--- Problem description ---
Pictures do not belong in the copy; quote every entry below exactly.

--- Data extracts ---

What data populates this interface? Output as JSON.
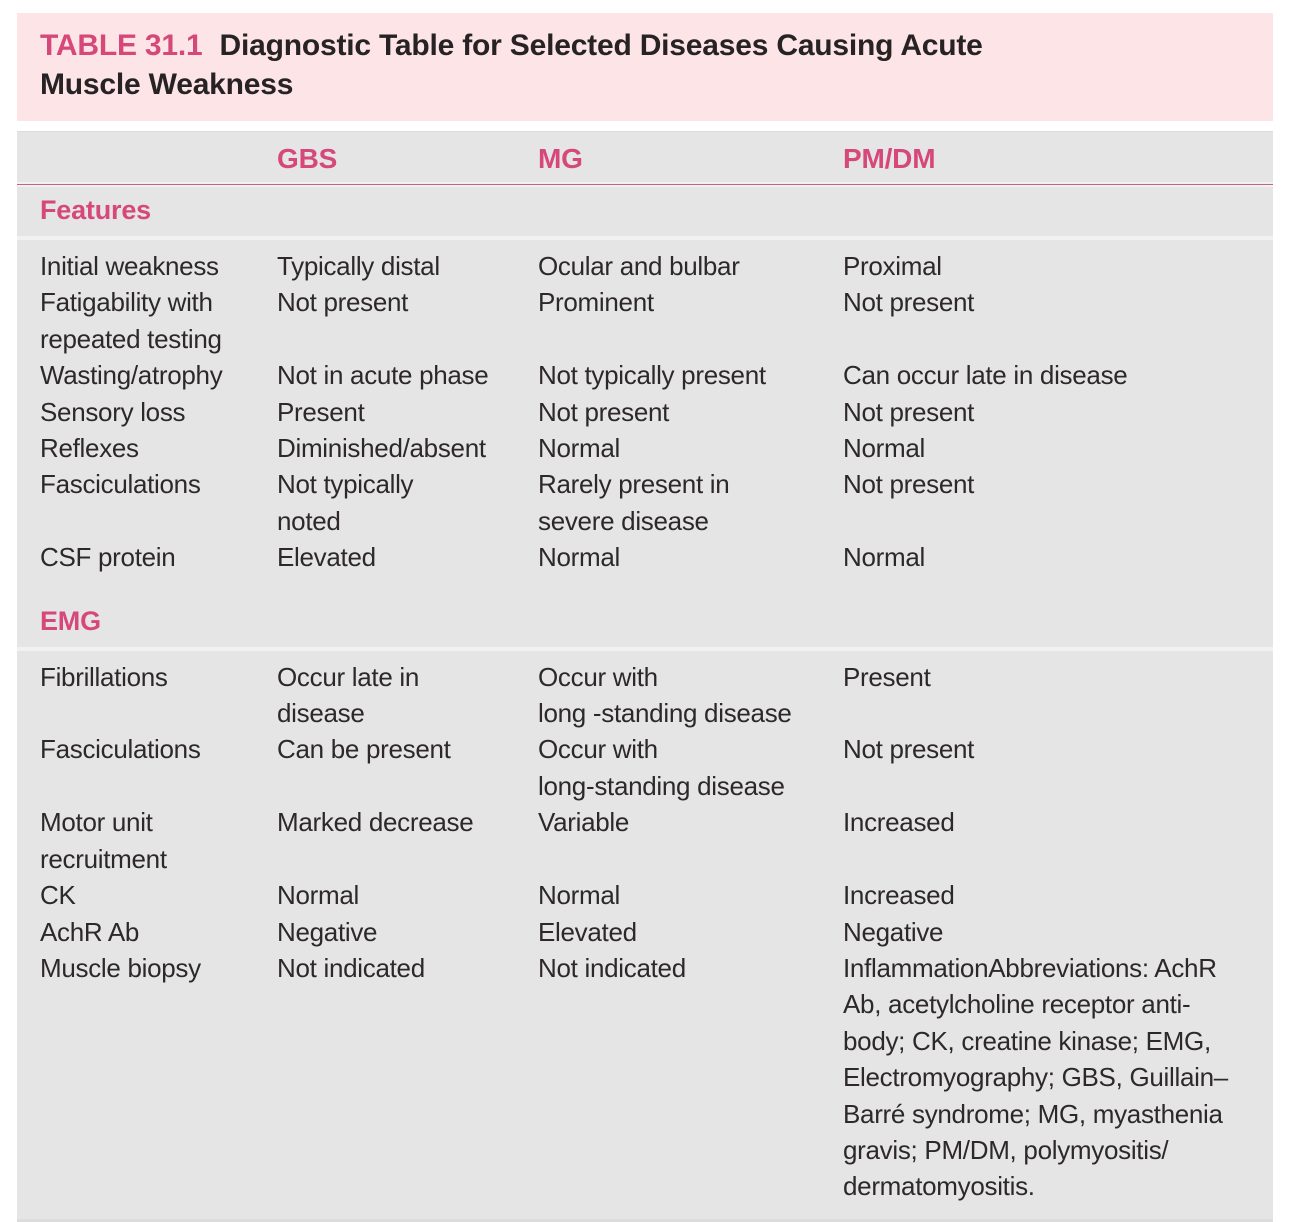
{
  "title": {
    "label": "TABLE 31.1",
    "text": "Diagnostic Table for Selected Diseases Causing Acute\nMuscle Weakness"
  },
  "columns": {
    "gbs": "GBS",
    "mg": "MG",
    "pmdm": "PM/DM"
  },
  "sections": [
    {
      "name": "Features",
      "rows": [
        [
          "Initial weakness",
          "Typically distal",
          "Ocular and bulbar",
          "Proximal"
        ],
        [
          "Fatigability with\nrepeated testing",
          "Not present",
          "Prominent",
          "Not present"
        ],
        [
          "Wasting/atrophy",
          "Not in acute phase",
          "Not typically present",
          "Can occur late in disease"
        ],
        [
          "Sensory loss",
          "Present",
          "Not present",
          "Not present"
        ],
        [
          "Reflexes",
          "Diminished/absent",
          "Normal",
          "Normal"
        ],
        [
          "Fasciculations",
          "Not typically\nnoted",
          "Rarely present in\nsevere disease",
          "Not present"
        ],
        [
          "CSF protein",
          "Elevated",
          "Normal",
          "Normal"
        ]
      ]
    },
    {
      "name": "EMG",
      "rows": [
        [
          "Fibrillations",
          "Occur late in\ndisease",
          "Occur with\nlong -standing disease",
          "Present"
        ],
        [
          "Fasciculations",
          "Can be present",
          "Occur with\nlong-standing disease",
          "Not present"
        ],
        [
          "Motor unit\nrecruitment",
          "Marked decrease",
          "Variable",
          "Increased"
        ],
        [
          "CK",
          "Normal",
          "Normal",
          "Increased"
        ],
        [
          "AchR Ab",
          "Negative",
          "Elevated",
          "Negative"
        ],
        [
          "Muscle biopsy",
          "Not indicated",
          "Not indicated",
          "InflammationAbbreviations: AchR\nAb, acetylcholine receptor anti-\nbody; CK, creatine kinase; EMG,\nElectromyography; GBS, Guillain–\nBarré syndrome; MG, myasthenia\ngravis; PM/DM, polymyositis/\ndermatomyositis."
        ]
      ]
    }
  ],
  "colors": {
    "accent_pink": "#d6487a",
    "title_background": "#fce4e7",
    "table_background": "#e6e5e6",
    "rule_pink": "#bd5381",
    "text_dark": "#272324"
  }
}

--- Written response ---
What data populates this interface? Output as JSON.
{
  "title": {
    "label": "TABLE 31.1",
    "text": "Diagnostic Table for Selected Diseases Causing Acute\nMuscle Weakness"
  },
  "columns": {
    "gbs": "GBS",
    "mg": "MG",
    "pmdm": "PM/DM"
  },
  "sections": [
    {
      "name": "Features",
      "rows": [
        [
          "Initial weakness",
          "Typically distal",
          "Ocular and bulbar",
          "Proximal"
        ],
        [
          "Fatigability with\nrepeated testing",
          "Not present",
          "Prominent",
          "Not present"
        ],
        [
          "Wasting/atrophy",
          "Not in acute phase",
          "Not typically present",
          "Can occur late in disease"
        ],
        [
          "Sensory loss",
          "Present",
          "Not present",
          "Not present"
        ],
        [
          "Reflexes",
          "Diminished/absent",
          "Normal",
          "Normal"
        ],
        [
          "Fasciculations",
          "Not typically\nnoted",
          "Rarely present in\nsevere disease",
          "Not present"
        ],
        [
          "CSF protein",
          "Elevated",
          "Normal",
          "Normal"
        ]
      ]
    },
    {
      "name": "EMG",
      "rows": [
        [
          "Fibrillations",
          "Occur late in\ndisease",
          "Occur with\nlong -standing disease",
          "Present"
        ],
        [
          "Fasciculations",
          "Can be present",
          "Occur with\nlong-standing disease",
          "Not present"
        ],
        [
          "Motor unit\nrecruitment",
          "Marked decrease",
          "Variable",
          "Increased"
        ],
        [
          "CK",
          "Normal",
          "Normal",
          "Increased"
        ],
        [
          "AchR Ab",
          "Negative",
          "Elevated",
          "Negative"
        ],
        [
          "Muscle biopsy",
          "Not indicated",
          "Not indicated",
          "InflammationAbbreviations: AchR\nAb, acetylcholine receptor anti-\nbody; CK, creatine kinase; EMG,\nElectromyography; GBS, Guillain–\nBarré syndrome; MG, myasthenia\ngravis; PM/DM, polymyositis/\ndermatomyositis."
        ]
      ]
    }
  ],
  "colors": {
    "accent_pink": "#d6487a",
    "title_background": "#fce4e7",
    "table_background": "#e6e5e6",
    "rule_pink": "#bd5381",
    "text_dark": "#272324"
  }
}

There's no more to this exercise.